◆ **DATA EXCERPTS**:

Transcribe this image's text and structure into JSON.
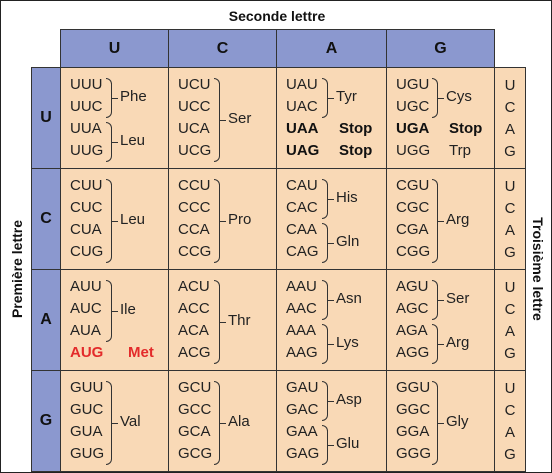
{
  "titles": {
    "second": "Seconde lettre",
    "first": "Première lettre",
    "third": "Troisième lettre"
  },
  "second_letters": [
    "U",
    "C",
    "A",
    "G"
  ],
  "first_letters": [
    "U",
    "C",
    "A",
    "G"
  ],
  "third_letters": [
    "U",
    "C",
    "A",
    "G"
  ],
  "colors": {
    "header": "#8b98cf",
    "cell": "#f9d9b6",
    "highlight": "#e32b2b"
  },
  "table": [
    [
      {
        "codons": [
          "UUU",
          "UUC",
          "UUA",
          "UUG"
        ],
        "groups": [
          {
            "from": 0,
            "to": 1,
            "aa": "Phe"
          },
          {
            "from": 2,
            "to": 3,
            "aa": "Leu"
          }
        ]
      },
      {
        "codons": [
          "UCU",
          "UCC",
          "UCA",
          "UCG"
        ],
        "groups": [
          {
            "from": 0,
            "to": 3,
            "aa": "Ser"
          }
        ]
      },
      {
        "codons": [
          "UAU",
          "UAC",
          "UAA",
          "UAG"
        ],
        "groups": [
          {
            "from": 0,
            "to": 1,
            "aa": "Tyr"
          }
        ],
        "singles": [
          {
            "row": 2,
            "aa": "Stop",
            "style": "bold"
          },
          {
            "row": 3,
            "aa": "Stop",
            "style": "bold"
          }
        ]
      },
      {
        "codons": [
          "UGU",
          "UGC",
          "UGA",
          "UGG"
        ],
        "groups": [
          {
            "from": 0,
            "to": 1,
            "aa": "Cys"
          }
        ],
        "singles": [
          {
            "row": 2,
            "aa": "Stop",
            "style": "bold"
          },
          {
            "row": 3,
            "aa": "Trp",
            "style": "normal"
          }
        ]
      }
    ],
    [
      {
        "codons": [
          "CUU",
          "CUC",
          "CUA",
          "CUG"
        ],
        "groups": [
          {
            "from": 0,
            "to": 3,
            "aa": "Leu"
          }
        ]
      },
      {
        "codons": [
          "CCU",
          "CCC",
          "CCA",
          "CCG"
        ],
        "groups": [
          {
            "from": 0,
            "to": 3,
            "aa": "Pro"
          }
        ]
      },
      {
        "codons": [
          "CAU",
          "CAC",
          "CAA",
          "CAG"
        ],
        "groups": [
          {
            "from": 0,
            "to": 1,
            "aa": "His"
          },
          {
            "from": 2,
            "to": 3,
            "aa": "Gln"
          }
        ]
      },
      {
        "codons": [
          "CGU",
          "CGC",
          "CGA",
          "CGG"
        ],
        "groups": [
          {
            "from": 0,
            "to": 3,
            "aa": "Arg"
          }
        ]
      }
    ],
    [
      {
        "codons": [
          "AUU",
          "AUC",
          "AUA",
          "AUG"
        ],
        "groups": [
          {
            "from": 0,
            "to": 2,
            "aa": "Ile"
          }
        ],
        "singles": [
          {
            "row": 3,
            "aa": "Met",
            "style": "red"
          }
        ]
      },
      {
        "codons": [
          "ACU",
          "ACC",
          "ACA",
          "ACG"
        ],
        "groups": [
          {
            "from": 0,
            "to": 3,
            "aa": "Thr"
          }
        ]
      },
      {
        "codons": [
          "AAU",
          "AAC",
          "AAA",
          "AAG"
        ],
        "groups": [
          {
            "from": 0,
            "to": 1,
            "aa": "Asn"
          },
          {
            "from": 2,
            "to": 3,
            "aa": "Lys"
          }
        ]
      },
      {
        "codons": [
          "AGU",
          "AGC",
          "AGA",
          "AGG"
        ],
        "groups": [
          {
            "from": 0,
            "to": 1,
            "aa": "Ser"
          },
          {
            "from": 2,
            "to": 3,
            "aa": "Arg"
          }
        ]
      }
    ],
    [
      {
        "codons": [
          "GUU",
          "GUC",
          "GUA",
          "GUG"
        ],
        "groups": [
          {
            "from": 0,
            "to": 3,
            "aa": "Val"
          }
        ]
      },
      {
        "codons": [
          "GCU",
          "GCC",
          "GCA",
          "GCG"
        ],
        "groups": [
          {
            "from": 0,
            "to": 3,
            "aa": "Ala"
          }
        ]
      },
      {
        "codons": [
          "GAU",
          "GAC",
          "GAA",
          "GAG"
        ],
        "groups": [
          {
            "from": 0,
            "to": 1,
            "aa": "Asp"
          },
          {
            "from": 2,
            "to": 3,
            "aa": "Glu"
          }
        ]
      },
      {
        "codons": [
          "GGU",
          "GGC",
          "GGA",
          "GGG"
        ],
        "groups": [
          {
            "from": 0,
            "to": 3,
            "aa": "Gly"
          }
        ]
      }
    ]
  ]
}
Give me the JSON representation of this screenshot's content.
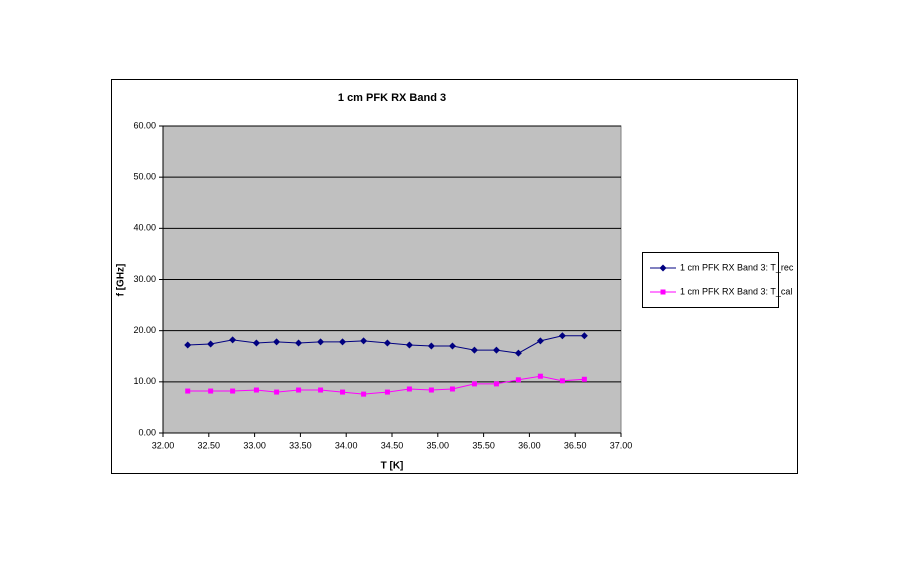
{
  "chart_data": {
    "type": "line",
    "title": "1 cm PFK RX Band 3",
    "x_label": "T [K]",
    "y_label": "f [GHz]",
    "x": [
      32.27,
      32.52,
      32.76,
      33.02,
      33.24,
      33.48,
      33.72,
      33.96,
      34.19,
      34.45,
      34.69,
      34.93,
      35.16,
      35.4,
      35.64,
      35.88,
      36.12,
      36.36,
      36.6
    ],
    "series": [
      {
        "name": "1 cm PFK RX Band 3: T_rec",
        "color": "#000080",
        "marker": "diamond",
        "values": [
          17.2,
          17.4,
          18.2,
          17.6,
          17.8,
          17.6,
          17.8,
          17.8,
          18.0,
          17.6,
          17.2,
          17.0,
          17.0,
          16.2,
          16.2,
          15.6,
          18.0,
          19.0,
          19.0
        ]
      },
      {
        "name": "1 cm PFK RX Band 3: T_cal",
        "color": "#ff00ff",
        "marker": "square",
        "values": [
          8.2,
          8.2,
          8.2,
          8.4,
          8.0,
          8.4,
          8.4,
          8.0,
          7.6,
          8.0,
          8.6,
          8.4,
          8.6,
          9.6,
          9.6,
          10.4,
          11.1,
          10.2,
          10.5
        ]
      }
    ],
    "xlim": [
      32,
      37
    ],
    "xticks": [
      {
        "value": 32,
        "label": "32.00"
      },
      {
        "value": 32.5,
        "label": "32.50"
      },
      {
        "value": 33,
        "label": "33.00"
      },
      {
        "value": 33.5,
        "label": "33.50"
      },
      {
        "value": 34,
        "label": "34.00"
      },
      {
        "value": 34.5,
        "label": "34.50"
      },
      {
        "value": 35,
        "label": "35.00"
      },
      {
        "value": 35.5,
        "label": "35.50"
      },
      {
        "value": 36,
        "label": "36.00"
      },
      {
        "value": 36.5,
        "label": "36.50"
      },
      {
        "value": 37,
        "label": "37.00"
      }
    ],
    "ylim": [
      0,
      60
    ],
    "yticks": [
      {
        "value": 0,
        "label": "0.00"
      },
      {
        "value": 10,
        "label": "10.00"
      },
      {
        "value": 20,
        "label": "20.00"
      },
      {
        "value": 30,
        "label": "30.00"
      },
      {
        "value": 40,
        "label": "40.00"
      },
      {
        "value": 50,
        "label": "50.00"
      },
      {
        "value": 60,
        "label": "60.00"
      }
    ],
    "grid": true,
    "plot_background": "#c0c0c0",
    "legend_position": "right"
  }
}
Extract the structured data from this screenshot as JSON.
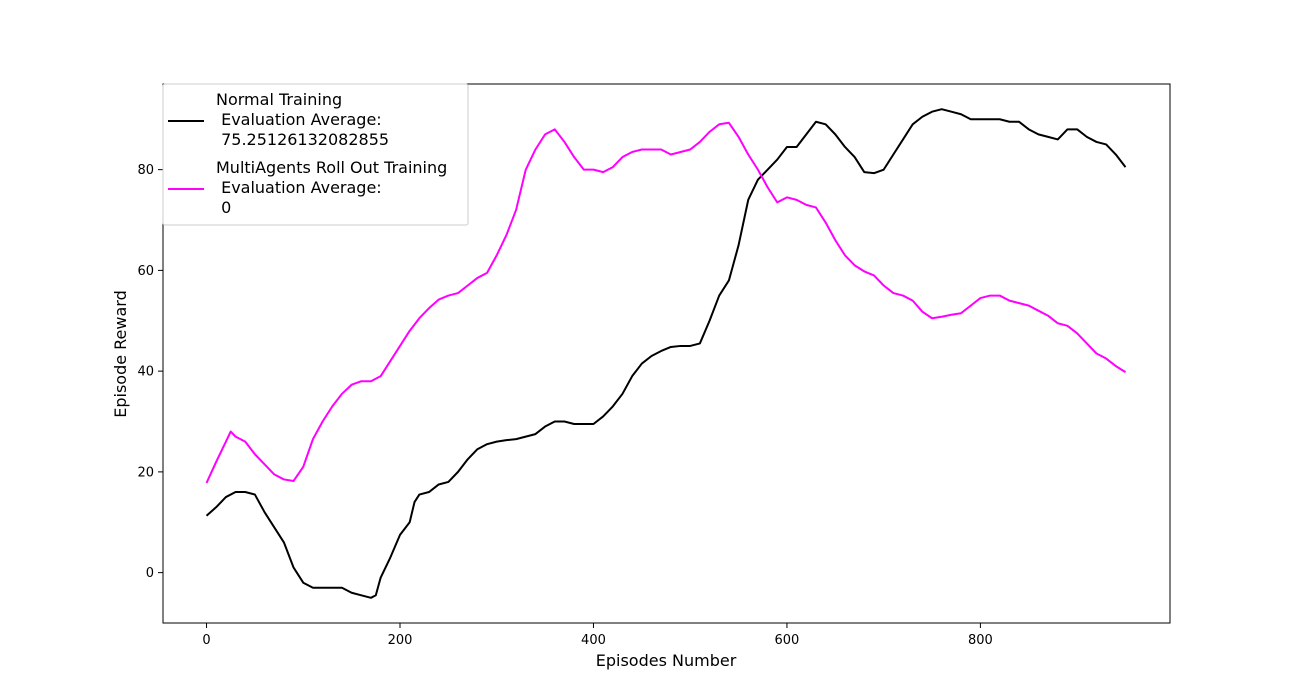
{
  "chart_data": {
    "type": "line",
    "xlabel": "Episodes Number",
    "ylabel": "Episode Reward",
    "xlim": [
      -45,
      996
    ],
    "ylim": [
      -10,
      97
    ],
    "xticks": [
      0,
      200,
      400,
      600,
      800
    ],
    "yticks": [
      0,
      20,
      40,
      60,
      80
    ],
    "grid": false,
    "legend_position": "top-left",
    "series": [
      {
        "name": "Normal Training\n Evaluation Average:\n 75.25126132082855",
        "color": "#000000",
        "points": [
          [
            0,
            11.3
          ],
          [
            10,
            13
          ],
          [
            20,
            15
          ],
          [
            30,
            16
          ],
          [
            40,
            16
          ],
          [
            50,
            15.5
          ],
          [
            60,
            12
          ],
          [
            70,
            9
          ],
          [
            80,
            6
          ],
          [
            90,
            1
          ],
          [
            100,
            -2
          ],
          [
            110,
            -3
          ],
          [
            130,
            -3
          ],
          [
            140,
            -3
          ],
          [
            150,
            -4
          ],
          [
            160,
            -4.5
          ],
          [
            170,
            -5
          ],
          [
            175,
            -4.5
          ],
          [
            180,
            -1
          ],
          [
            190,
            3
          ],
          [
            200,
            7.5
          ],
          [
            210,
            10
          ],
          [
            215,
            14
          ],
          [
            220,
            15.5
          ],
          [
            230,
            16
          ],
          [
            240,
            17.5
          ],
          [
            250,
            18
          ],
          [
            260,
            20
          ],
          [
            270,
            22.5
          ],
          [
            280,
            24.5
          ],
          [
            290,
            25.5
          ],
          [
            300,
            26
          ],
          [
            310,
            26.3
          ],
          [
            320,
            26.5
          ],
          [
            340,
            27.5
          ],
          [
            350,
            29
          ],
          [
            360,
            30
          ],
          [
            370,
            30
          ],
          [
            380,
            29.5
          ],
          [
            390,
            29.5
          ],
          [
            400,
            29.5
          ],
          [
            410,
            31
          ],
          [
            420,
            33
          ],
          [
            430,
            35.5
          ],
          [
            440,
            39
          ],
          [
            450,
            41.5
          ],
          [
            460,
            43
          ],
          [
            470,
            44
          ],
          [
            480,
            44.8
          ],
          [
            490,
            45
          ],
          [
            500,
            45
          ],
          [
            510,
            45.5
          ],
          [
            520,
            50
          ],
          [
            530,
            55
          ],
          [
            540,
            58
          ],
          [
            550,
            65
          ],
          [
            560,
            74
          ],
          [
            570,
            78
          ],
          [
            580,
            80
          ],
          [
            590,
            82
          ],
          [
            600,
            84.5
          ],
          [
            610,
            84.5
          ],
          [
            620,
            87
          ],
          [
            630,
            89.5
          ],
          [
            640,
            89
          ],
          [
            650,
            87
          ],
          [
            660,
            84.5
          ],
          [
            670,
            82.5
          ],
          [
            680,
            79.5
          ],
          [
            690,
            79.3
          ],
          [
            700,
            80
          ],
          [
            710,
            83
          ],
          [
            720,
            86
          ],
          [
            730,
            89
          ],
          [
            740,
            90.5
          ],
          [
            750,
            91.5
          ],
          [
            760,
            92
          ],
          [
            770,
            91.5
          ],
          [
            780,
            91
          ],
          [
            790,
            90
          ],
          [
            800,
            90
          ],
          [
            810,
            90
          ],
          [
            820,
            90
          ],
          [
            830,
            89.5
          ],
          [
            840,
            89.5
          ],
          [
            850,
            88
          ],
          [
            860,
            87
          ],
          [
            870,
            86.5
          ],
          [
            880,
            86
          ],
          [
            890,
            88
          ],
          [
            900,
            88
          ],
          [
            910,
            86.5
          ],
          [
            920,
            85.5
          ],
          [
            930,
            85
          ],
          [
            940,
            83
          ],
          [
            950,
            80.5
          ]
        ]
      },
      {
        "name": "MultiAgents Roll Out Training\n Evaluation Average:\n 0",
        "color": "#ff00ff",
        "points": [
          [
            0,
            17.8
          ],
          [
            10,
            22
          ],
          [
            20,
            26
          ],
          [
            25,
            28
          ],
          [
            30,
            27
          ],
          [
            40,
            26
          ],
          [
            50,
            23.5
          ],
          [
            60,
            21.5
          ],
          [
            70,
            19.5
          ],
          [
            80,
            18.5
          ],
          [
            90,
            18.2
          ],
          [
            100,
            21
          ],
          [
            110,
            26.5
          ],
          [
            120,
            30
          ],
          [
            130,
            33
          ],
          [
            140,
            35.5
          ],
          [
            150,
            37.3
          ],
          [
            160,
            38
          ],
          [
            170,
            38
          ],
          [
            180,
            39
          ],
          [
            190,
            42
          ],
          [
            200,
            45
          ],
          [
            210,
            48
          ],
          [
            220,
            50.5
          ],
          [
            230,
            52.5
          ],
          [
            240,
            54.2
          ],
          [
            250,
            55
          ],
          [
            260,
            55.5
          ],
          [
            270,
            57
          ],
          [
            280,
            58.5
          ],
          [
            290,
            59.5
          ],
          [
            300,
            63
          ],
          [
            310,
            67
          ],
          [
            320,
            72
          ],
          [
            330,
            80
          ],
          [
            340,
            84
          ],
          [
            350,
            87
          ],
          [
            360,
            88
          ],
          [
            370,
            85.5
          ],
          [
            380,
            82.5
          ],
          [
            390,
            80
          ],
          [
            400,
            80
          ],
          [
            410,
            79.5
          ],
          [
            420,
            80.5
          ],
          [
            430,
            82.5
          ],
          [
            440,
            83.5
          ],
          [
            450,
            84
          ],
          [
            460,
            84
          ],
          [
            470,
            84
          ],
          [
            480,
            83
          ],
          [
            490,
            83.5
          ],
          [
            500,
            84
          ],
          [
            510,
            85.5
          ],
          [
            520,
            87.5
          ],
          [
            530,
            89
          ],
          [
            540,
            89.3
          ],
          [
            550,
            86.5
          ],
          [
            560,
            83
          ],
          [
            570,
            80
          ],
          [
            580,
            76.5
          ],
          [
            590,
            73.5
          ],
          [
            600,
            74.5
          ],
          [
            610,
            74
          ],
          [
            620,
            73
          ],
          [
            630,
            72.5
          ],
          [
            640,
            69.5
          ],
          [
            650,
            66
          ],
          [
            660,
            63
          ],
          [
            670,
            61
          ],
          [
            680,
            59.8
          ],
          [
            690,
            59
          ],
          [
            700,
            57
          ],
          [
            710,
            55.5
          ],
          [
            720,
            55
          ],
          [
            730,
            54
          ],
          [
            740,
            51.8
          ],
          [
            750,
            50.5
          ],
          [
            760,
            50.8
          ],
          [
            770,
            51.2
          ],
          [
            780,
            51.5
          ],
          [
            790,
            53
          ],
          [
            800,
            54.5
          ],
          [
            810,
            55
          ],
          [
            820,
            55
          ],
          [
            830,
            54
          ],
          [
            840,
            53.5
          ],
          [
            850,
            53
          ],
          [
            860,
            52
          ],
          [
            870,
            51
          ],
          [
            880,
            49.5
          ],
          [
            890,
            49
          ],
          [
            900,
            47.5
          ],
          [
            910,
            45.5
          ],
          [
            920,
            43.5
          ],
          [
            930,
            42.5
          ],
          [
            940,
            41
          ],
          [
            950,
            39.8
          ]
        ]
      }
    ]
  }
}
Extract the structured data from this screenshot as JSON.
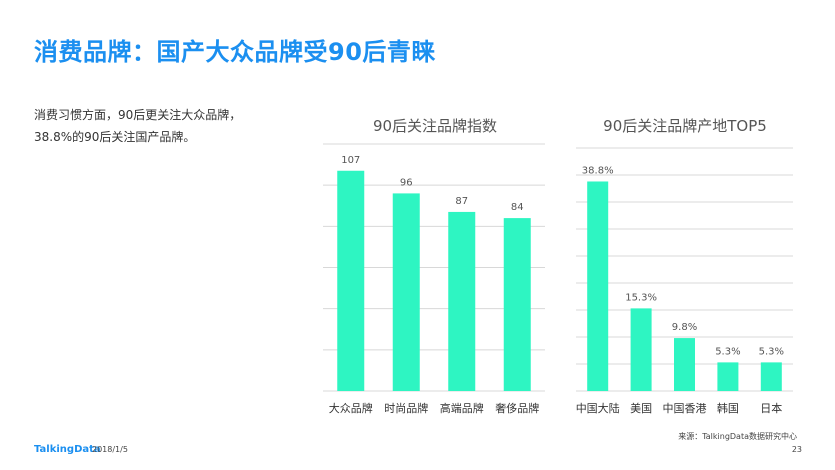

◆ **YOUR INSTRUCTIONS**:
From the records given above, copy all lines containing "Band".

◆ **OUTPUT BELOW**:
    "title": "1 cm PFK RX Band 3",
        "name": "1 cm PFK RX Band 3: T_rec",
        "name": "1 cm PFK RX Band 3: T_cal",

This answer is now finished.